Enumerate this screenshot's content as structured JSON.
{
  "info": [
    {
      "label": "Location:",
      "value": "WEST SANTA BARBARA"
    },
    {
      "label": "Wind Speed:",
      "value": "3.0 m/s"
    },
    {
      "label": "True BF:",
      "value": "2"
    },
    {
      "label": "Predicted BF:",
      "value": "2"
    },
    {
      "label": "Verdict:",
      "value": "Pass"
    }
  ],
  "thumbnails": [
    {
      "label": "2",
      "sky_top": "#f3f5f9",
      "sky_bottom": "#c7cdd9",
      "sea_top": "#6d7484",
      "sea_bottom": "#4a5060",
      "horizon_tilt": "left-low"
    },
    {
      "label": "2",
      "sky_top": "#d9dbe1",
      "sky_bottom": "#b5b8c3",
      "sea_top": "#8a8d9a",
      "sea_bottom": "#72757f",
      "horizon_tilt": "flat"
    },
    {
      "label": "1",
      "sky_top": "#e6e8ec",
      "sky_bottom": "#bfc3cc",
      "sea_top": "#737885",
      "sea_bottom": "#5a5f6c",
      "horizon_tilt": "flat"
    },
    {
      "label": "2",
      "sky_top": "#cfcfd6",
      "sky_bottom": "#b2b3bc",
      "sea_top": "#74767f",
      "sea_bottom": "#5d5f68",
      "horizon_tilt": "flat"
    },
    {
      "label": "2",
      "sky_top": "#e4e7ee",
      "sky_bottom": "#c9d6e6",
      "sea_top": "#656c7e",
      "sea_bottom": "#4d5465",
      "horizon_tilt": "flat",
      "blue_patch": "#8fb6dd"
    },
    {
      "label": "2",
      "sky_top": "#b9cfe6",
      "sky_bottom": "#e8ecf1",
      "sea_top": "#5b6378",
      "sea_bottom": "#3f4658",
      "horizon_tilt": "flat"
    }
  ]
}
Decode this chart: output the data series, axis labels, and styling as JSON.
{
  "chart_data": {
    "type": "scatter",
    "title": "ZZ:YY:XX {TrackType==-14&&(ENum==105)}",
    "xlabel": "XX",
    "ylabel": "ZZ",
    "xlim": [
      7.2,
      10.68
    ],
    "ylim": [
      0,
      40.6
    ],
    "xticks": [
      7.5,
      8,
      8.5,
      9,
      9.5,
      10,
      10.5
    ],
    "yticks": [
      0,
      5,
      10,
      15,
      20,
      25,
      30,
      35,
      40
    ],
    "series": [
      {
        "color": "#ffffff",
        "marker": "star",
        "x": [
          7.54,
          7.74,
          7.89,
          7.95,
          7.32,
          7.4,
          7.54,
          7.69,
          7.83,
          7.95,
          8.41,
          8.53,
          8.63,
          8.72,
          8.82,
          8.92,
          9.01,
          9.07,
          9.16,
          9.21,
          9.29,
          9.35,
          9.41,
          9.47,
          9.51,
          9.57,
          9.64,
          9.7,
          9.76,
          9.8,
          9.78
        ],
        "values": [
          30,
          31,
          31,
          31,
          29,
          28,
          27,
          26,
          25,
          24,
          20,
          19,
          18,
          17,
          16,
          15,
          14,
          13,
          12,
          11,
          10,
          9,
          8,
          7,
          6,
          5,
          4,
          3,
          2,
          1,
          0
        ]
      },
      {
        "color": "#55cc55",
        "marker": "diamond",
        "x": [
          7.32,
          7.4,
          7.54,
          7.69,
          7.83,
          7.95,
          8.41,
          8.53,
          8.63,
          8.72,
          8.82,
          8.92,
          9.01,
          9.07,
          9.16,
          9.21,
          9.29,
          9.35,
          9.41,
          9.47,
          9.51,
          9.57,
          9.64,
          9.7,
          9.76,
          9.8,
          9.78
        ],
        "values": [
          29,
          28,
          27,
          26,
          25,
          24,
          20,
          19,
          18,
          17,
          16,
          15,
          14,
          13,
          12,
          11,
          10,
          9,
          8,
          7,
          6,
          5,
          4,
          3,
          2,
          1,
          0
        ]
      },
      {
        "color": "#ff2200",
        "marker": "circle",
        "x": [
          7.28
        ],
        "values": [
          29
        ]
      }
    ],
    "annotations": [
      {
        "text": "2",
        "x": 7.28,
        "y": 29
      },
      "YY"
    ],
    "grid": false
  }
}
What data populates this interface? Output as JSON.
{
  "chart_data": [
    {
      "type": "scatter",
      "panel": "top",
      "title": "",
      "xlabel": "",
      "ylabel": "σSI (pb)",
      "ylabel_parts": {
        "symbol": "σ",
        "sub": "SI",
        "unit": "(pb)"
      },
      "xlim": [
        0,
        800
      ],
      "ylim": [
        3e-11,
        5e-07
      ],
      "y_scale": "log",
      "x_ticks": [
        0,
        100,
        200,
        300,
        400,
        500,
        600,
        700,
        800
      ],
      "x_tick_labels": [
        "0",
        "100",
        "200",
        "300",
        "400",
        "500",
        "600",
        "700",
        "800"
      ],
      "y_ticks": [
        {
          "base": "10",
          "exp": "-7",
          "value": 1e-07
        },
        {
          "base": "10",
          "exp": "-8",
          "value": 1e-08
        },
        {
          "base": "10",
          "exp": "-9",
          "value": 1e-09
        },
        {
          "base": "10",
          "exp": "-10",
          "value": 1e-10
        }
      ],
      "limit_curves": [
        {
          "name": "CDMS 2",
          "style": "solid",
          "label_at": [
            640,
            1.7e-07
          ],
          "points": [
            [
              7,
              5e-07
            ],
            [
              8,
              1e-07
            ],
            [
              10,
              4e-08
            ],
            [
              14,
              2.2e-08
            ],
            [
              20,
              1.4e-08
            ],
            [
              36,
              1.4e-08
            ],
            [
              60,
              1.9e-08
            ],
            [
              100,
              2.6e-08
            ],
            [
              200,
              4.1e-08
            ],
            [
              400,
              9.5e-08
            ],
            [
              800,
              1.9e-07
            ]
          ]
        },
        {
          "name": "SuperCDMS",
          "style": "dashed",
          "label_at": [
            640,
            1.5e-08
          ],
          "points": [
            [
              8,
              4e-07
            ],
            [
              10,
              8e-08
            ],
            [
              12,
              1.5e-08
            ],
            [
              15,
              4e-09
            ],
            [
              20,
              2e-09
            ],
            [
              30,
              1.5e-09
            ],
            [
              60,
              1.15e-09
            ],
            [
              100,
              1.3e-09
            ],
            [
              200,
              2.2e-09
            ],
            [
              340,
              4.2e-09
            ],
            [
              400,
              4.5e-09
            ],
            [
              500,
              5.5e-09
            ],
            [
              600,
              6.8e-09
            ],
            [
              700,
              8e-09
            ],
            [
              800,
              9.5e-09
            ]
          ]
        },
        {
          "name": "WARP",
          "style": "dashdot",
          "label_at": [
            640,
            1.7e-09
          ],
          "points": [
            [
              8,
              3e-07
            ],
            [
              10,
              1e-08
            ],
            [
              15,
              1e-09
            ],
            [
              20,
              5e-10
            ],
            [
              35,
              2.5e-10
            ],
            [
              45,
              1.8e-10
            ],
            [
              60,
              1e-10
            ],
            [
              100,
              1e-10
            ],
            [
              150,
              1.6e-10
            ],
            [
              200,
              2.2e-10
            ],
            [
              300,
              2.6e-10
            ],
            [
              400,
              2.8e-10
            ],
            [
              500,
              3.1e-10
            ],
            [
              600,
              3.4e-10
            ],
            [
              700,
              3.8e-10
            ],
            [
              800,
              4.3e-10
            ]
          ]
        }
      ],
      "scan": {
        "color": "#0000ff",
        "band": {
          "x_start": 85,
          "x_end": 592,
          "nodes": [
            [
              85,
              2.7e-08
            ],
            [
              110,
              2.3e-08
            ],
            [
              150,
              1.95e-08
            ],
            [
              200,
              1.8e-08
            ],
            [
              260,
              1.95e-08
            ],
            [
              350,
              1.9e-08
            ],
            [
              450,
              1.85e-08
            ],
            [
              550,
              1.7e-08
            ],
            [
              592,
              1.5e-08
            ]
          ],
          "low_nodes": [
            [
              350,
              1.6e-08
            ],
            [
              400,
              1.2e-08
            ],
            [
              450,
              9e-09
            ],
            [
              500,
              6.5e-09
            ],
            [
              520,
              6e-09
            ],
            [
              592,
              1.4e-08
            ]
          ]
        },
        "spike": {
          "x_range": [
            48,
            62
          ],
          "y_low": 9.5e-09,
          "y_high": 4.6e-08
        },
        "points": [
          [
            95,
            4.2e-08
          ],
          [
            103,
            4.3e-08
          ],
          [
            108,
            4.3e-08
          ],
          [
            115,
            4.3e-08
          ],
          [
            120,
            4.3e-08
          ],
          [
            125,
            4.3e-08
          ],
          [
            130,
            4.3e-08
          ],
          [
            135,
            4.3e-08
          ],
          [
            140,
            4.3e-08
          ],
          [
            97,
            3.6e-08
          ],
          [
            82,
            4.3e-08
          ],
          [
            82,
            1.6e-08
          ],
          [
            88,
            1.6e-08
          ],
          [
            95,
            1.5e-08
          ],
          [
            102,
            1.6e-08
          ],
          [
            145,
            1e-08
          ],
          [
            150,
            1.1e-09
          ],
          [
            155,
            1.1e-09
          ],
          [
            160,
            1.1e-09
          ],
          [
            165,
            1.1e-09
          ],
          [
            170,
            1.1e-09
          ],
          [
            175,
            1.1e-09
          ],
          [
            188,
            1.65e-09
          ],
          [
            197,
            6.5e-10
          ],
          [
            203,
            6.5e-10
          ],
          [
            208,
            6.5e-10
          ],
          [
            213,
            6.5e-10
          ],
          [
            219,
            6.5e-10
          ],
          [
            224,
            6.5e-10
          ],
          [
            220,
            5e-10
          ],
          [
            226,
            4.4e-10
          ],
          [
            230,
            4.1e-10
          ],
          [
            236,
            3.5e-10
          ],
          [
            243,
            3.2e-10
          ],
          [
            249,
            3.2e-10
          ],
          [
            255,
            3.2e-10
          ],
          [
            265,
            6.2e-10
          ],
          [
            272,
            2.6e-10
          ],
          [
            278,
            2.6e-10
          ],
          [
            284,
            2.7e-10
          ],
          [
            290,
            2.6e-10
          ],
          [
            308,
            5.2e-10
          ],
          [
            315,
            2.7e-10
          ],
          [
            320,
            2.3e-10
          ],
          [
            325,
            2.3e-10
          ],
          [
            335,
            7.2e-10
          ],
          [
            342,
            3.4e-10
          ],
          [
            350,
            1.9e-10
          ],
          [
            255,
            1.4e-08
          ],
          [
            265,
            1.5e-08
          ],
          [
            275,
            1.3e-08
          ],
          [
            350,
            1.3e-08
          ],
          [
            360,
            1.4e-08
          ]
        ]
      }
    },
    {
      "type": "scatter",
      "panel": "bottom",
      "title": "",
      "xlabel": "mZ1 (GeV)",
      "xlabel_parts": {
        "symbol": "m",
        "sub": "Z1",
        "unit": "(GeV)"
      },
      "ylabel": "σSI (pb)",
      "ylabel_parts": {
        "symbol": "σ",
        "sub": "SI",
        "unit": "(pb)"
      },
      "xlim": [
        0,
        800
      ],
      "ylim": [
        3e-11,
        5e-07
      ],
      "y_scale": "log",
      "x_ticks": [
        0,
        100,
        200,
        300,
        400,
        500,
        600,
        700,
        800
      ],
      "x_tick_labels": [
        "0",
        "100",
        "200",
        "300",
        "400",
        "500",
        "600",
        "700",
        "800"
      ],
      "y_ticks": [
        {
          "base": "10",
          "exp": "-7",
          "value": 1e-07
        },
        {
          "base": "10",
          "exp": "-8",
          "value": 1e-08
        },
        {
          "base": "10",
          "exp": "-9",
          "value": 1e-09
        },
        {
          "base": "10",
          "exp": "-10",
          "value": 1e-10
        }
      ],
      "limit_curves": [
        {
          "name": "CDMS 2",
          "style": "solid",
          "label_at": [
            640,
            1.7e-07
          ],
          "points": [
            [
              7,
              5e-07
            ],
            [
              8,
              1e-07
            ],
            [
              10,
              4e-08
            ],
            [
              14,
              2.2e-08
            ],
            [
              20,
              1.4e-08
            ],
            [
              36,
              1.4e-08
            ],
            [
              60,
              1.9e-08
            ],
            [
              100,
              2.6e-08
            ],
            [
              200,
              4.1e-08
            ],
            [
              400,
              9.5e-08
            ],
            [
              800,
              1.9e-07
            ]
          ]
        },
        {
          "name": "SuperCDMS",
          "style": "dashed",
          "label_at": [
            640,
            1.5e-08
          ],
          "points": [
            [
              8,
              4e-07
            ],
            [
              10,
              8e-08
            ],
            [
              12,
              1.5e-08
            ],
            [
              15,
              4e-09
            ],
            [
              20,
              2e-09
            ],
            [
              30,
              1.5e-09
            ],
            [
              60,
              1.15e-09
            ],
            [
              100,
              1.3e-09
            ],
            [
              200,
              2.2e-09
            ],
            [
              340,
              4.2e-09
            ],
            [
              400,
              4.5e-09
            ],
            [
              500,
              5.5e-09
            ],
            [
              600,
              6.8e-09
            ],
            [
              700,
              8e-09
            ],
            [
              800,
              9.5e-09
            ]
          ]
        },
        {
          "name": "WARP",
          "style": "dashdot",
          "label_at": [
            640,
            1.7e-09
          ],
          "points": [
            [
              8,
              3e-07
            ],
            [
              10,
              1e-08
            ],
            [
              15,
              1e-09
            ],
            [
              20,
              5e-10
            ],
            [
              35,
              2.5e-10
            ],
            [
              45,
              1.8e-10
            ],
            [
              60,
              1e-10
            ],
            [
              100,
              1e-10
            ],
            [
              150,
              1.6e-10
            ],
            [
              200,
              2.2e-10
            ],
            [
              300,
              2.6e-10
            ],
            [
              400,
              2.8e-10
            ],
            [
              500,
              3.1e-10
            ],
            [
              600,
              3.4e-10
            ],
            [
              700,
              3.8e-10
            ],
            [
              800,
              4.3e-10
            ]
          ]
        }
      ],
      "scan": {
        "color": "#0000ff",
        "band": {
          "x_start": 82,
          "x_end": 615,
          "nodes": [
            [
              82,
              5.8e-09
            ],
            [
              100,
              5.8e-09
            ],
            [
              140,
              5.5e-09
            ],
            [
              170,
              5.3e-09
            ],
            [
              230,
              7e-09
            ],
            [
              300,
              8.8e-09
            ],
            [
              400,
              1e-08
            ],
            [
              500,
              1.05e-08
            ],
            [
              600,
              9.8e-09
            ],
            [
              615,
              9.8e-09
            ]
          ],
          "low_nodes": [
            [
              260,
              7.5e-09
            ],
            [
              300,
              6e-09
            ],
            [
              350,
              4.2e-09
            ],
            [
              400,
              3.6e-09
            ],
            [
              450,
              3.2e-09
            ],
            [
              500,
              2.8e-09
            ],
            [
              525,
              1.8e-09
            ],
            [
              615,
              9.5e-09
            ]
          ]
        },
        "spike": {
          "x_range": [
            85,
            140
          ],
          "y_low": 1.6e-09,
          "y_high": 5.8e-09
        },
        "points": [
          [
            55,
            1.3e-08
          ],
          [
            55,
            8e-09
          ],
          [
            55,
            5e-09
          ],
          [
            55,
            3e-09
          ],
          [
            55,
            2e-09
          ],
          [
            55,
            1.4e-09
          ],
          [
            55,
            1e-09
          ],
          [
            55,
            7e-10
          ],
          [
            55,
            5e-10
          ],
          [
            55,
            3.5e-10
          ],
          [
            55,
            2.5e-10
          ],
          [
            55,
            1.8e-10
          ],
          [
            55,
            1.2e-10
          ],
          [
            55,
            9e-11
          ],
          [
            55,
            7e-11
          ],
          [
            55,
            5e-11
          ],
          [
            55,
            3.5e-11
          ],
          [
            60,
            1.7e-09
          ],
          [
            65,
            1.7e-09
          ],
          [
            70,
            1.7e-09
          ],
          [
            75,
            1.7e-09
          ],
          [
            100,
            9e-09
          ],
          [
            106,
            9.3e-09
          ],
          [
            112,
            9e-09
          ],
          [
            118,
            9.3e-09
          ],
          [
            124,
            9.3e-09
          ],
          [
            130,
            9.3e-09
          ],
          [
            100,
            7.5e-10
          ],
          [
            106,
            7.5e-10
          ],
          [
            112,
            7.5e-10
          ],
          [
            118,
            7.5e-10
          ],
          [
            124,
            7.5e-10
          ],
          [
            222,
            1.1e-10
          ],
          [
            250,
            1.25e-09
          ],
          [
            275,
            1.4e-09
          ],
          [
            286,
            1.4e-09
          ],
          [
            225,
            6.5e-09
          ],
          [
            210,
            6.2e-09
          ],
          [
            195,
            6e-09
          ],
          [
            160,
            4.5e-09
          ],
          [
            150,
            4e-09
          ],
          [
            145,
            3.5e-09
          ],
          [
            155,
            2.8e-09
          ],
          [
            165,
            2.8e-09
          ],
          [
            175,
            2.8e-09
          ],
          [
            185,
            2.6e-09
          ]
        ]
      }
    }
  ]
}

* * * * * * *

## Instruction
Show each line holding the word "JSON".

## Answer in full
Enumerate this screenshot's content as structured JSON.
Decode this chart: output the data series, axis labels, and styling as JSON.
What data populates this interface? Output as JSON.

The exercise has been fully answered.